Items listed in a dataset
______________________________

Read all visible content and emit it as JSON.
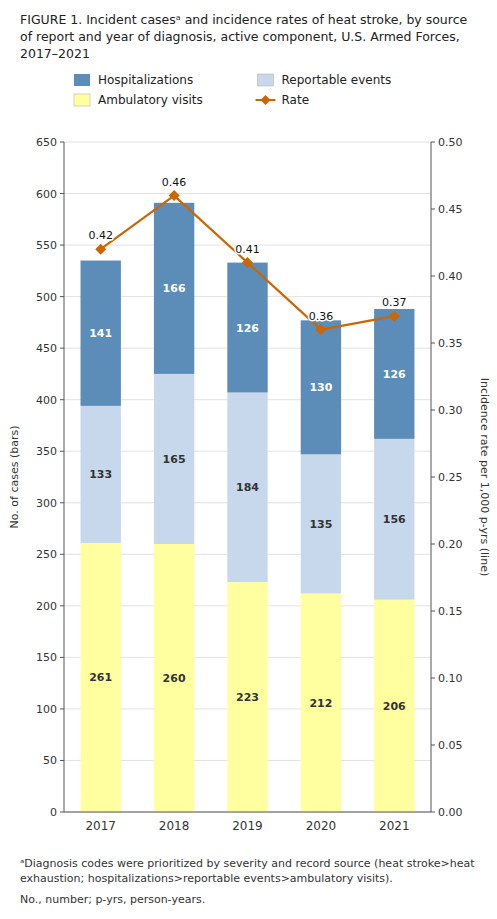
{
  "chart_data": {
    "type": "bar",
    "stacked": true,
    "title": "FIGURE 1. Incident casesᵃ and incidence rates of heat stroke, by source of report and year of diagnosis, active component, U.S. Armed Forces, 2017–2021",
    "categories": [
      "2017",
      "2018",
      "2019",
      "2020",
      "2021"
    ],
    "series": [
      {
        "name": "Ambulatory visits",
        "type": "bar",
        "color": "#FFFFA0",
        "values": [
          261,
          260,
          223,
          212,
          206
        ]
      },
      {
        "name": "Reportable events",
        "type": "bar",
        "color": "#C8D8EC",
        "values": [
          133,
          165,
          184,
          135,
          156
        ]
      },
      {
        "name": "Hospitalizations",
        "type": "bar",
        "color": "#5B8DB8",
        "values": [
          141,
          166,
          126,
          130,
          126
        ]
      },
      {
        "name": "Rate",
        "type": "line",
        "axis": "y2",
        "color": "#CC6600",
        "marker": "diamond",
        "values": [
          0.42,
          0.46,
          0.41,
          0.36,
          0.37
        ]
      }
    ],
    "ylabel": "No. of cases (bars)",
    "y2label": "Incidence rate per 1,000 p-yrs (line)",
    "ylim": [
      0,
      650
    ],
    "yticks": [
      0,
      50,
      100,
      150,
      200,
      250,
      300,
      350,
      400,
      450,
      500,
      550,
      600,
      650
    ],
    "y2lim": [
      0,
      0.5
    ],
    "y2ticks": [
      {
        "value": 0,
        "label": "0.00"
      },
      0.05,
      {
        "value": 0.1,
        "label": "0.10"
      },
      0.15,
      {
        "value": 0.2,
        "label": "0.20"
      },
      0.25,
      {
        "value": 0.3,
        "label": "0.30"
      },
      0.35,
      {
        "value": 0.4,
        "label": "0.40"
      },
      0.45,
      {
        "value": 0.5,
        "label": "0.50"
      }
    ],
    "grid": true,
    "legend": "top",
    "data_labels": true,
    "annotations": [
      "ᵃDiagnosis codes were prioritized by severity and record source (heat stroke>heat exhaustion; hospitalizations>reportable events>ambulatory visits).",
      "No., number; p-yrs, person-years."
    ]
  }
}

______________________________

• **Set exercise**: Pictures don't belong in the copy. Transcribe every record exactly as it appears.

• **Exercise result**:
Read all visible content and emit it as JSON.
{
  "chart_data": {
    "type": "bar",
    "stacked": true,
    "title": "FIGURE 1. Incident casesᵃ and incidence rates of heat stroke, by source of report and year of diagnosis, active component, U.S. Armed Forces, 2017–2021",
    "categories": [
      "2017",
      "2018",
      "2019",
      "2020",
      "2021"
    ],
    "series": [
      {
        "name": "Ambulatory visits",
        "type": "bar",
        "color": "#FFFFA0",
        "values": [
          261,
          260,
          223,
          212,
          206
        ]
      },
      {
        "name": "Reportable events",
        "type": "bar",
        "color": "#C8D8EC",
        "values": [
          133,
          165,
          184,
          135,
          156
        ]
      },
      {
        "name": "Hospitalizations",
        "type": "bar",
        "color": "#5B8DB8",
        "values": [
          141,
          166,
          126,
          130,
          126
        ]
      },
      {
        "name": "Rate",
        "type": "line",
        "axis": "y2",
        "color": "#CC6600",
        "marker": "diamond",
        "values": [
          0.42,
          0.46,
          0.41,
          0.36,
          0.37
        ]
      }
    ],
    "ylabel": "No. of cases (bars)",
    "y2label": "Incidence rate per 1,000 p-yrs (line)",
    "ylim": [
      0,
      650
    ],
    "yticks": [
      0,
      50,
      100,
      150,
      200,
      250,
      300,
      350,
      400,
      450,
      500,
      550,
      600,
      650
    ],
    "y2lim": [
      0,
      0.5
    ],
    "y2ticks": [
      {
        "value": 0,
        "label": "0.00"
      },
      0.05,
      {
        "value": 0.1,
        "label": "0.10"
      },
      0.15,
      {
        "value": 0.2,
        "label": "0.20"
      },
      0.25,
      {
        "value": 0.3,
        "label": "0.30"
      },
      0.35,
      {
        "value": 0.4,
        "label": "0.40"
      },
      0.45,
      {
        "value": 0.5,
        "label": "0.50"
      }
    ],
    "grid": true,
    "legend": "top",
    "data_labels": true,
    "annotations": [
      "ᵃDiagnosis codes were prioritized by severity and record source (heat stroke>heat exhaustion; hospitalizations>reportable events>ambulatory visits).",
      "No., number; p-yrs, person-years."
    ]
  }
}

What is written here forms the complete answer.